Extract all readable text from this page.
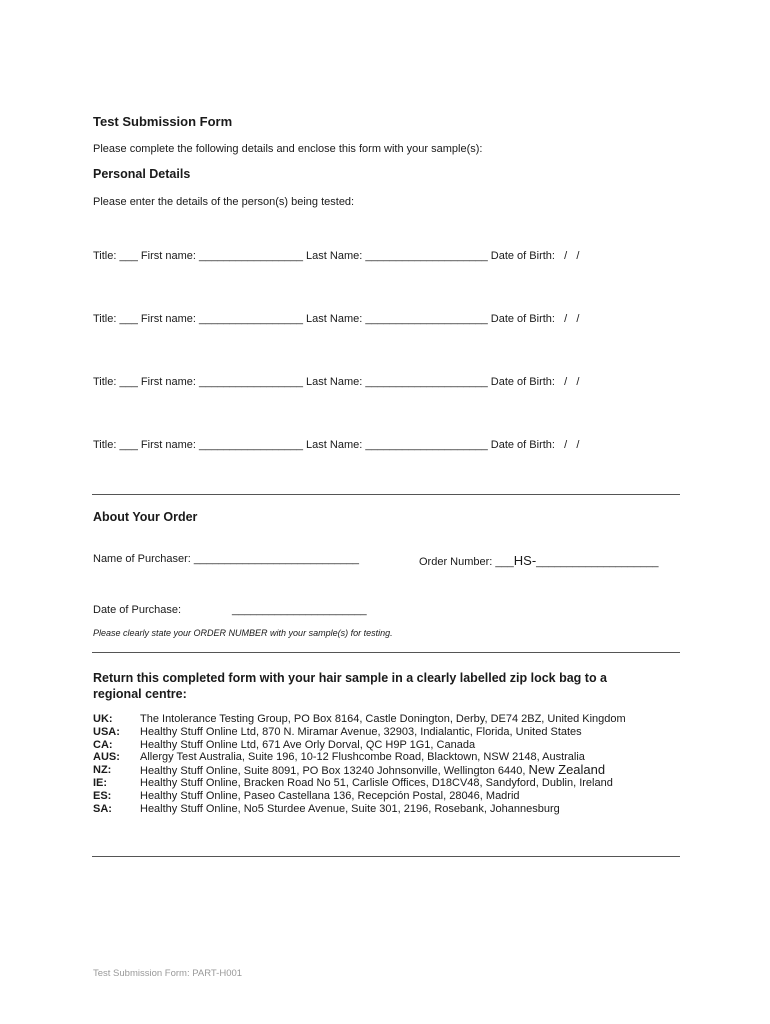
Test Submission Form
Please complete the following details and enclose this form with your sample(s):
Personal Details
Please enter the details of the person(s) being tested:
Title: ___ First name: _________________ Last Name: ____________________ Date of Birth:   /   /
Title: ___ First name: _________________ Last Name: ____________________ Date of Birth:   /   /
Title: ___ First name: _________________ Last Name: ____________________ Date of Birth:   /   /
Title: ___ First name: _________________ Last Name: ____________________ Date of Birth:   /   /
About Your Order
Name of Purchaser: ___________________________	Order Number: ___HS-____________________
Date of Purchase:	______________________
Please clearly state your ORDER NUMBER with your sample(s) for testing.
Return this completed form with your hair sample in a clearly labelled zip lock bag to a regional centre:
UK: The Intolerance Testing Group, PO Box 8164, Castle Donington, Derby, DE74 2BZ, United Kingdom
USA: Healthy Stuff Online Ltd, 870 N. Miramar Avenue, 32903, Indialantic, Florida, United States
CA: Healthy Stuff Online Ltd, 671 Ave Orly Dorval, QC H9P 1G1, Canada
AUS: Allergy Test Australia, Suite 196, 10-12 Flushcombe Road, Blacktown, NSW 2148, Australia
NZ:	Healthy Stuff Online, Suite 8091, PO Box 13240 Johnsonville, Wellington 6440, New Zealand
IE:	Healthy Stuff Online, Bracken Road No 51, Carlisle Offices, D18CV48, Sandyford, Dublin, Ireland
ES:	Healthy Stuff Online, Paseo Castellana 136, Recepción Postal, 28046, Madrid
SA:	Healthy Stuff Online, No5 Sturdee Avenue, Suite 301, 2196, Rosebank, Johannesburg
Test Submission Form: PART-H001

_Brief_
Your task is to set down the records shown above exactly, minus any pictures.

_Answer to the problem_
Extract all readable text from this page.
Test Submission Form
Please complete the following details and enclose this form with your sample(s):
Personal Details
Please enter the details of the person(s) being tested:
Title: ___ First name: _________________ Last Name: ____________________ Date of Birth:   /   /
Title: ___ First name: _________________ Last Name: ____________________ Date of Birth:   /   /
Title: ___ First name: _________________ Last Name: ____________________ Date of Birth:   /   /
Title: ___ First name: _________________ Last Name: ____________________ Date of Birth:   /   /
About Your Order
Name of Purchaser: ___________________________	Order Number: ___HS-____________________
Date of Purchase:	______________________
Please clearly state your ORDER NUMBER with your sample(s) for testing.
Return this completed form with your hair sample in a clearly labelled zip lock bag to a regional centre:
UK: The Intolerance Testing Group, PO Box 8164, Castle Donington, Derby, DE74 2BZ, United Kingdom
USA: Healthy Stuff Online Ltd, 870 N. Miramar Avenue, 32903, Indialantic, Florida, United States
CA: Healthy Stuff Online Ltd, 671 Ave Orly Dorval, QC H9P 1G1, Canada
AUS: Allergy Test Australia, Suite 196, 10-12 Flushcombe Road, Blacktown, NSW 2148, Australia
NZ:	Healthy Stuff Online, Suite 8091, PO Box 13240 Johnsonville, Wellington 6440, New Zealand
IE:	Healthy Stuff Online, Bracken Road No 51, Carlisle Offices, D18CV48, Sandyford, Dublin, Ireland
ES:	Healthy Stuff Online, Paseo Castellana 136, Recepción Postal, 28046, Madrid
SA:	Healthy Stuff Online, No5 Sturdee Avenue, Suite 301, 2196, Rosebank, Johannesburg
Test Submission Form: PART-H001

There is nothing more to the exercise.